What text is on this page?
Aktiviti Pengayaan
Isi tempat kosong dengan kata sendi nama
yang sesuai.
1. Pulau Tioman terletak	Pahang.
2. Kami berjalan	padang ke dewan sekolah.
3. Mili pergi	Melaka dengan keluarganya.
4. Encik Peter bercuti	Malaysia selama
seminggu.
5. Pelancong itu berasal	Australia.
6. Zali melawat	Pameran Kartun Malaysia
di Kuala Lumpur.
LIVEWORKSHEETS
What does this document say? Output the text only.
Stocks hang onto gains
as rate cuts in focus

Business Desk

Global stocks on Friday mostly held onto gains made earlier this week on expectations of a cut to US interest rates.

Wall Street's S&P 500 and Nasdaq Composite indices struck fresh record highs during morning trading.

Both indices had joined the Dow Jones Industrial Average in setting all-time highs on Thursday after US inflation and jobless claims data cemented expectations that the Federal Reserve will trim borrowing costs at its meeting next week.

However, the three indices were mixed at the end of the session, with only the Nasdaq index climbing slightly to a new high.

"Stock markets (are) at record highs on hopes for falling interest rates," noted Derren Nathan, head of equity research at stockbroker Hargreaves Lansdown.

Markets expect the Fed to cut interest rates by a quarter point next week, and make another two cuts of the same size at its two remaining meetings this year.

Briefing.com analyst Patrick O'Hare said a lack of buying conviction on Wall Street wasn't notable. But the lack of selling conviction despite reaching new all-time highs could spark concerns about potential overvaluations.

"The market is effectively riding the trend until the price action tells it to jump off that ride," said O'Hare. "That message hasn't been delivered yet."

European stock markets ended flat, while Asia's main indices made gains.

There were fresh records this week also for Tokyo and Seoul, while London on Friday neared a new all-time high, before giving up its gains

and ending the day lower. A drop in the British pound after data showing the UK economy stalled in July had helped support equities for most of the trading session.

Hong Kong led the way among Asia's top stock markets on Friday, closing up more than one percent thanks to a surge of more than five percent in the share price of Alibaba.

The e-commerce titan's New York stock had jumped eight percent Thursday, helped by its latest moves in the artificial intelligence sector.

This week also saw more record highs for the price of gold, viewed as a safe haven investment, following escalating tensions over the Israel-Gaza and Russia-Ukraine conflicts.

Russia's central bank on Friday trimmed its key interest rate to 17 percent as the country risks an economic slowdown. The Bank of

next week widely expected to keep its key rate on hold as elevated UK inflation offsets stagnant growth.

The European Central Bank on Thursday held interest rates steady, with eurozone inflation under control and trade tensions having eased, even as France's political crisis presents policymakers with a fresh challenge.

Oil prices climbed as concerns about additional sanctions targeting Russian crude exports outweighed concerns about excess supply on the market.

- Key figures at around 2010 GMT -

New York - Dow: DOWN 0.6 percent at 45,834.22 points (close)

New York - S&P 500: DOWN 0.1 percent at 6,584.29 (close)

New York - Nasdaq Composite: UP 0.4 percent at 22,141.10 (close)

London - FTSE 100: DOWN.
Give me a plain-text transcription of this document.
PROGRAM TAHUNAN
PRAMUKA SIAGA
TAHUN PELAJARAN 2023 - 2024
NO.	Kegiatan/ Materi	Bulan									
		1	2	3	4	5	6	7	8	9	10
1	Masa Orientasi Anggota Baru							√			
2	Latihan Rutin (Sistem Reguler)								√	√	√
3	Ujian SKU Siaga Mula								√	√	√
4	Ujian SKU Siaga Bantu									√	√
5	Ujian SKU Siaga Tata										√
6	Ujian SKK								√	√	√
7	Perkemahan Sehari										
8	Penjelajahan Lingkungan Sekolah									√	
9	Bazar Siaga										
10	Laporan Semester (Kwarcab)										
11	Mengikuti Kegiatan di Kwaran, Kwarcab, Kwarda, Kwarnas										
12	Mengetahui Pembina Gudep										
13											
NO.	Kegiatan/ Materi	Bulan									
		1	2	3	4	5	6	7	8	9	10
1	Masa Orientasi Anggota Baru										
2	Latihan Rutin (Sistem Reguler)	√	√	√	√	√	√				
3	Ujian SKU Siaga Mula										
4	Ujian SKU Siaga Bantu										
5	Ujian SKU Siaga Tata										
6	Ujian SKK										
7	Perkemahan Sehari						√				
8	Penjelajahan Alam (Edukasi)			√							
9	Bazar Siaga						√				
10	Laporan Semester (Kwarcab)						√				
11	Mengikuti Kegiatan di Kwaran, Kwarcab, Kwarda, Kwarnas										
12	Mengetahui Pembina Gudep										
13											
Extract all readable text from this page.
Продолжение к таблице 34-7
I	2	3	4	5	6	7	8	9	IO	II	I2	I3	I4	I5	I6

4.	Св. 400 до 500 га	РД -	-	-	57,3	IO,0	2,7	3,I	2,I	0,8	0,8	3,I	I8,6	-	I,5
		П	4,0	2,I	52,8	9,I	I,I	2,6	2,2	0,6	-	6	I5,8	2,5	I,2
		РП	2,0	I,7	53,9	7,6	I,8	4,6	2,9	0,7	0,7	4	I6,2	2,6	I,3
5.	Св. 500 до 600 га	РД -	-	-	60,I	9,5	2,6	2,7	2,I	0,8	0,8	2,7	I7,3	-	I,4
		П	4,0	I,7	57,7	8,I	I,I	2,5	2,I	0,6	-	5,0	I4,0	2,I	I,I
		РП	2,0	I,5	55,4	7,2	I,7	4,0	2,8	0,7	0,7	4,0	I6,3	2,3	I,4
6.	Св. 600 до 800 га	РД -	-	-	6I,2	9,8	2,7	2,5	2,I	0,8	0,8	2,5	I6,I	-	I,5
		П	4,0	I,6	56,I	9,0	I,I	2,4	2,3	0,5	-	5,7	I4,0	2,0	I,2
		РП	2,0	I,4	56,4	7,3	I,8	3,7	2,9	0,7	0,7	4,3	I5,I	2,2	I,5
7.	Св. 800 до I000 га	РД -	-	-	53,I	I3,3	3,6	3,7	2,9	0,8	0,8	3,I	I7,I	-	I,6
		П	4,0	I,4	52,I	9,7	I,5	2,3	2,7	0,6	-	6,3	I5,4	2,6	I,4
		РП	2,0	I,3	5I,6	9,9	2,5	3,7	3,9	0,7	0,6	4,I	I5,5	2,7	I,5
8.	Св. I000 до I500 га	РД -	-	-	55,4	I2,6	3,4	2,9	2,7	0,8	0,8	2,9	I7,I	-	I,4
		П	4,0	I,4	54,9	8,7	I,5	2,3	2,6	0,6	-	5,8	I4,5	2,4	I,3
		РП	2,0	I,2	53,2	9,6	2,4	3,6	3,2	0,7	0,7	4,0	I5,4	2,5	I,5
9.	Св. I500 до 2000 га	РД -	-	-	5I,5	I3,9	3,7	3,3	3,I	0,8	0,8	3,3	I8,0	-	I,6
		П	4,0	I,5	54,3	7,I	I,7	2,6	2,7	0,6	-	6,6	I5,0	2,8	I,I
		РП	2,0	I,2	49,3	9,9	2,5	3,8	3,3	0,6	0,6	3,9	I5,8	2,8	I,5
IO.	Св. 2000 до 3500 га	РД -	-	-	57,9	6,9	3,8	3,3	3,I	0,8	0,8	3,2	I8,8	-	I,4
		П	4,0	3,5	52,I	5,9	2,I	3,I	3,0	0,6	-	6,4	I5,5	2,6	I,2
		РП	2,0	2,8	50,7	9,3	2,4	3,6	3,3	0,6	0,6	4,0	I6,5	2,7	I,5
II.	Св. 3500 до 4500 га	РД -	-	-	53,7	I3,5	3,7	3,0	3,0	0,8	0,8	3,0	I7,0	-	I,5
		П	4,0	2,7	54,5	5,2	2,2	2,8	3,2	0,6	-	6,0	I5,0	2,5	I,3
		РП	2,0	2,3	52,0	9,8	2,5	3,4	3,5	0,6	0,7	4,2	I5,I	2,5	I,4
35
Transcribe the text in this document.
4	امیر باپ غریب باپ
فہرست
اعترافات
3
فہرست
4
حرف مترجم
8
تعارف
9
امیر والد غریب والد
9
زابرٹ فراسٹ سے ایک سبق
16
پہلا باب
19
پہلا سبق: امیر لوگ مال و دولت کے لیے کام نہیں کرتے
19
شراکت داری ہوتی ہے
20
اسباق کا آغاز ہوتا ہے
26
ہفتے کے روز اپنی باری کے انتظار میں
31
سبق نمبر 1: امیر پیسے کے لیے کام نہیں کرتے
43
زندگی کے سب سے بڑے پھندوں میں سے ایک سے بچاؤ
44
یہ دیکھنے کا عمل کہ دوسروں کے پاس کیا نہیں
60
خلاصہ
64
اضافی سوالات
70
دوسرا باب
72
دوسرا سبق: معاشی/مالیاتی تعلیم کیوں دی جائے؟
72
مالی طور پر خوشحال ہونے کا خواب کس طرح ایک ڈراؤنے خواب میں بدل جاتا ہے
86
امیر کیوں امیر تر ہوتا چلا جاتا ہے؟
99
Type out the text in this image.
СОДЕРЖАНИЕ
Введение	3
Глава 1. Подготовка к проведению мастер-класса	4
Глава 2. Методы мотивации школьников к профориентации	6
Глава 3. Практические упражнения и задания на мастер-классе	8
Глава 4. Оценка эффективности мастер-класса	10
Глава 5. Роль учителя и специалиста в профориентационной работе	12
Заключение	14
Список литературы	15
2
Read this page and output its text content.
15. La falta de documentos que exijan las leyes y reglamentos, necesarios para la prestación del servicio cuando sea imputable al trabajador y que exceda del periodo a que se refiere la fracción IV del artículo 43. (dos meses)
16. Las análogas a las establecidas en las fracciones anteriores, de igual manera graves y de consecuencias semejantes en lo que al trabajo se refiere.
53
◆ ◆ ◆
Return each full line of the entries that contains the word "tensions".

This week also saw more record highs for the price of gold, viewed as a safe haven investment, following escalating tensions over the Israel-Gaza and Russia-Ukraine conflicts.
The European Central Bank on Thursday held interest rates steady, with eurozone inflation under control and trade tensions having eased, even as France's political crisis presents policymakers with a fresh challenge.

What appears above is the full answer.